▶ Exercise instructions:
Copy nothing but the text: reproduce each line of the listing exactly and leave the pictures out.

----

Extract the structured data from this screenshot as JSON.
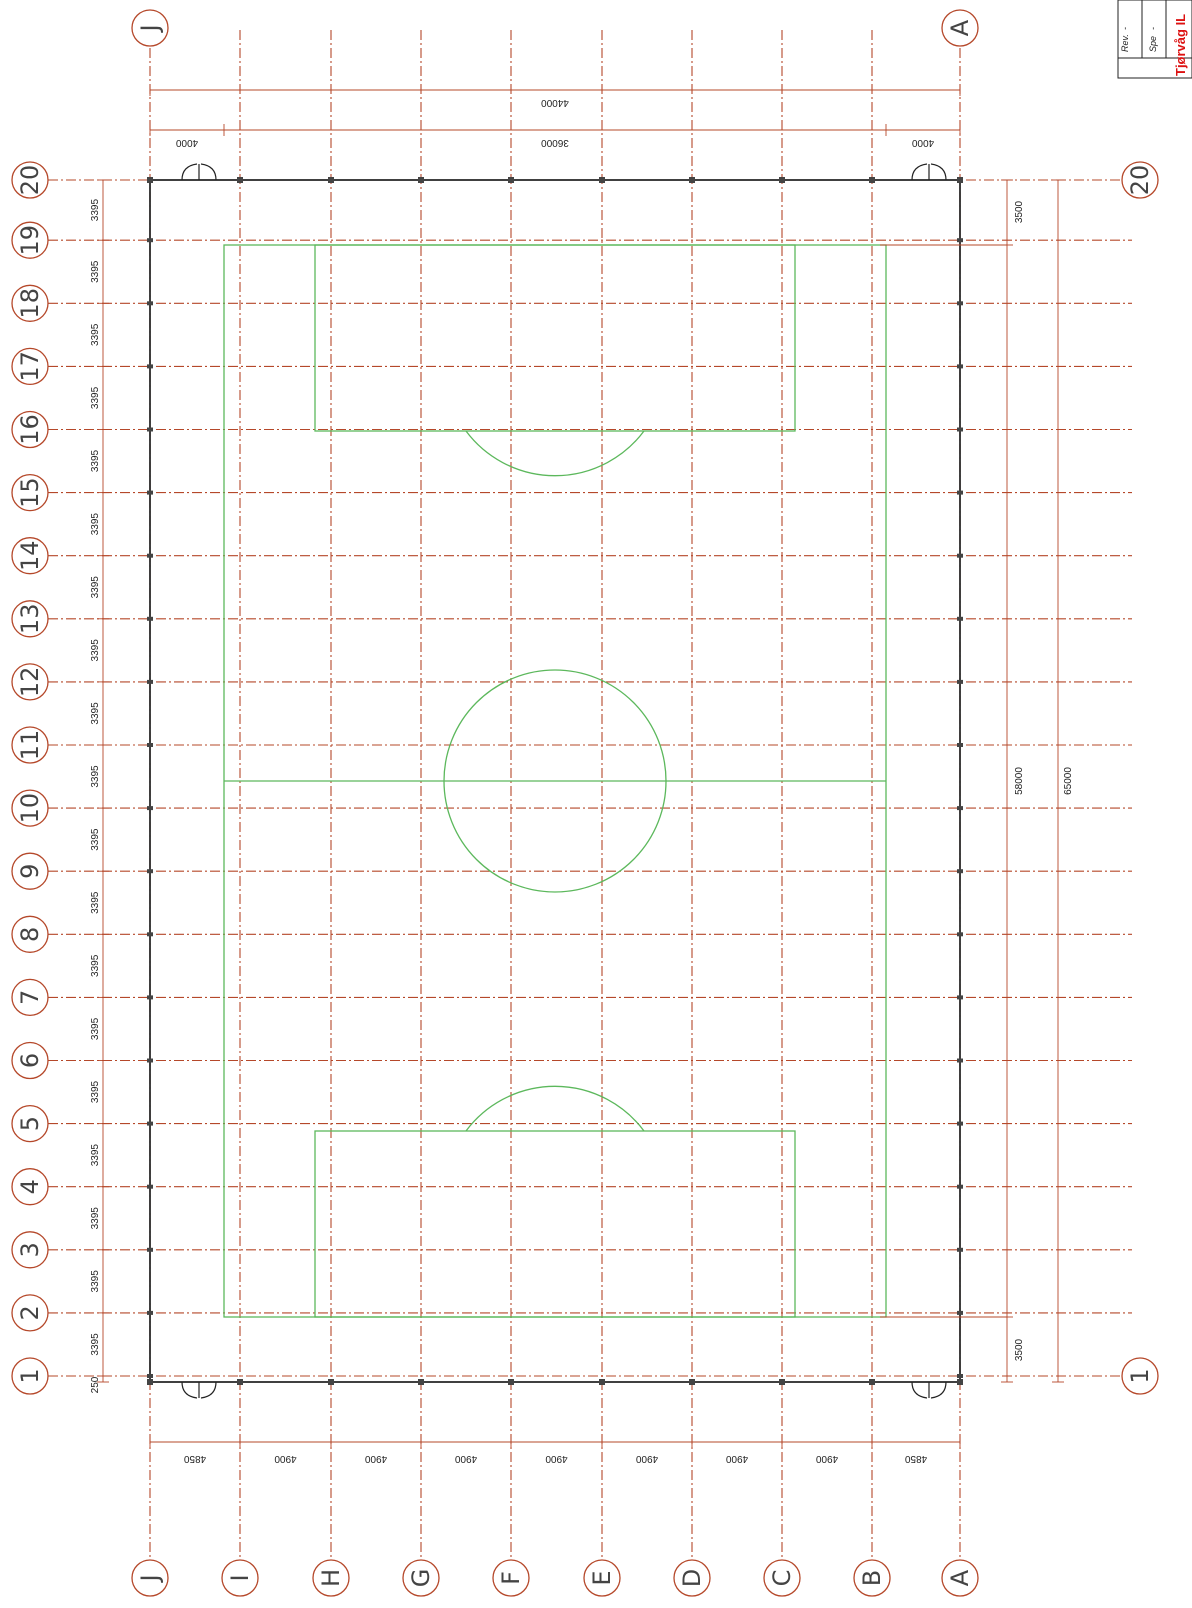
{
  "grid_letters": [
    "J",
    "I",
    "H",
    "G",
    "F",
    "E",
    "D",
    "C",
    "B",
    "A"
  ],
  "grid_numbers": [
    "1",
    "2",
    "3",
    "4",
    "5",
    "6",
    "7",
    "8",
    "9",
    "10",
    "11",
    "12",
    "13",
    "14",
    "15",
    "16",
    "17",
    "18",
    "19",
    "20"
  ],
  "dimensions": {
    "overall_width": "44000",
    "inner_width": "36000",
    "side_offset_left": "4000",
    "side_offset_right": "4000",
    "bay_widths": [
      "4850",
      "4900",
      "4900",
      "4900",
      "4900",
      "4900",
      "4900",
      "4900",
      "4850"
    ],
    "bay_length": "3395",
    "start_offset": "250",
    "end_offset_bottom": "3500",
    "end_offset_top": "3500",
    "field_length": "58000",
    "overall_length": "65000"
  },
  "title_block": {
    "rev_label": "Rev.",
    "spec_label": "Spe",
    "dash": "-",
    "client": "Tjørvåg IL"
  },
  "colors": {
    "grid": "#b5482a",
    "field": "#5cb85c",
    "wall": "#111111",
    "client": "#d11111"
  }
}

----

▶ Task solution:
Extract the structured data from this screenshot as JSON.
{
  "grid_letters": [
    "J",
    "I",
    "H",
    "G",
    "F",
    "E",
    "D",
    "C",
    "B",
    "A"
  ],
  "grid_numbers": [
    "1",
    "2",
    "3",
    "4",
    "5",
    "6",
    "7",
    "8",
    "9",
    "10",
    "11",
    "12",
    "13",
    "14",
    "15",
    "16",
    "17",
    "18",
    "19",
    "20"
  ],
  "dimensions": {
    "overall_width": "44000",
    "inner_width": "36000",
    "side_offset_left": "4000",
    "side_offset_right": "4000",
    "bay_widths": [
      "4850",
      "4900",
      "4900",
      "4900",
      "4900",
      "4900",
      "4900",
      "4900",
      "4850"
    ],
    "bay_length": "3395",
    "start_offset": "250",
    "end_offset_bottom": "3500",
    "end_offset_top": "3500",
    "field_length": "58000",
    "overall_length": "65000"
  },
  "title_block": {
    "rev_label": "Rev.",
    "spec_label": "Spe",
    "dash": "-",
    "client": "Tjørvåg IL"
  },
  "colors": {
    "grid": "#b5482a",
    "field": "#5cb85c",
    "wall": "#111111",
    "client": "#d11111"
  }
}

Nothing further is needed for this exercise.